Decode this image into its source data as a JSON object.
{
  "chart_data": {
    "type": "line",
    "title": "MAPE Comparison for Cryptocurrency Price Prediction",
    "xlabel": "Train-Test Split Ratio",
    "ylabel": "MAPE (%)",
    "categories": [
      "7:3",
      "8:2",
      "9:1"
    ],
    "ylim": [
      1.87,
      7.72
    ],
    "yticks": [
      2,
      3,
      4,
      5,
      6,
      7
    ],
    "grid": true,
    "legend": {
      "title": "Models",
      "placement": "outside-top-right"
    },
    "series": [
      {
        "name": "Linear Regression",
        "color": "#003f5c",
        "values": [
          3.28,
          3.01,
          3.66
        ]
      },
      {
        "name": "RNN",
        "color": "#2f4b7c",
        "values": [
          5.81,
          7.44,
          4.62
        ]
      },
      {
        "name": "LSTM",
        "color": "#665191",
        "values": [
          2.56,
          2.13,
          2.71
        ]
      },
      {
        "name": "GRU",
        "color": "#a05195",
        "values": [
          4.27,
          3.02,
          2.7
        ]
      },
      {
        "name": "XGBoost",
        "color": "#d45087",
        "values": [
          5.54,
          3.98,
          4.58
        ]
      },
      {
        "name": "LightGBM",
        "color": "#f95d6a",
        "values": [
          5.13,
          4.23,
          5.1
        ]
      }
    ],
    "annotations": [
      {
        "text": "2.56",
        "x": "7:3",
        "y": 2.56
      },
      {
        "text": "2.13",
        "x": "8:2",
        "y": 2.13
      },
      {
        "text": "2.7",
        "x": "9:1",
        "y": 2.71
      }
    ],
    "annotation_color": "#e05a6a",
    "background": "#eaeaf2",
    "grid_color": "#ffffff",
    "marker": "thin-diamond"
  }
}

_DIRECTIVE_
Gather every line from the listing above in which the word "name" appears.

_WRITTEN RESPONSE_
        "name": "Linear Regression",
        "name": "RNN",
        "name": "LSTM",
        "name": "GRU",
        "name": "XGBoost",
        "name": "LightGBM",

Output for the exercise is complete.